(Items from a dataset)
##########
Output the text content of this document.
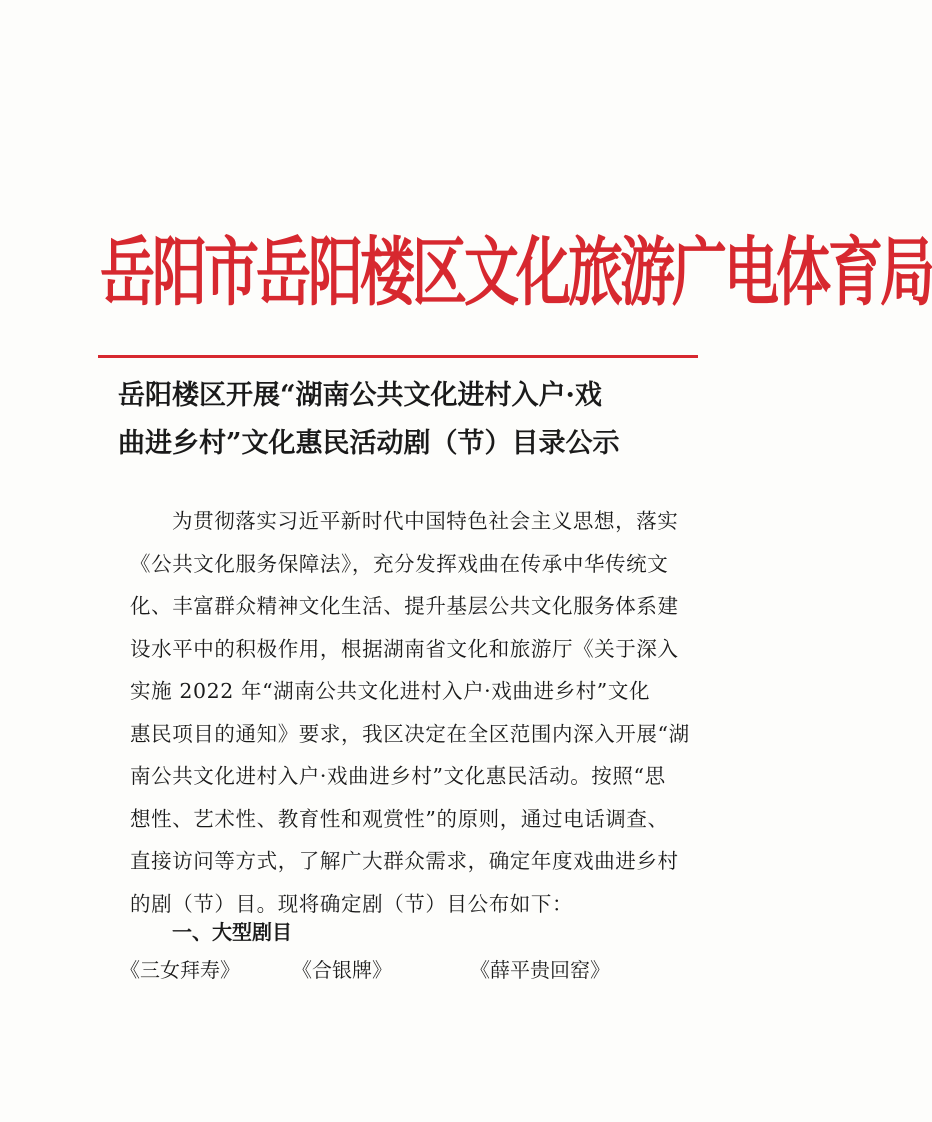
岳阳市岳阳楼区文化旅游广电体育局
岳阳楼区开展“湖南公共文化进村入户·戏
曲进乡村”文化惠民活动剧（节）目录公示

为贯彻落实习近平新时代中国特色社会主义思想，落实
《公共文化服务保障法》，充分发挥戏曲在传承中华传统文
化、丰富群众精神文化生活、提升基层公共文化服务体系建
设水平中的积极作用，根据湖南省文化和旅游厅《关于深入
实施 2022 年“湖南公共文化进村入户·戏曲进乡村”文化
惠民项目的通知》要求，我区决定在全区范围内深入开展“湖
南公共文化进村入户·戏曲进乡村”文化惠民活动。按照“思
想性、艺术性、教育性和观赏性”的原则，通过电话调查、
直接访问等方式，了解广大群众需求，确定年度戏曲进乡村
的剧（节）目。现将确定剧（节）目公布如下：

一、大型剧目
《三女拜寿》	《合银牌》	《薛平贵回窑》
##########
Select all lines in the listing that include the word "湖南公共文化进村入户".

岳阳楼区开展“湖南公共文化进村入户·戏
实施 2022 年“湖南公共文化进村入户·戏曲进乡村”文化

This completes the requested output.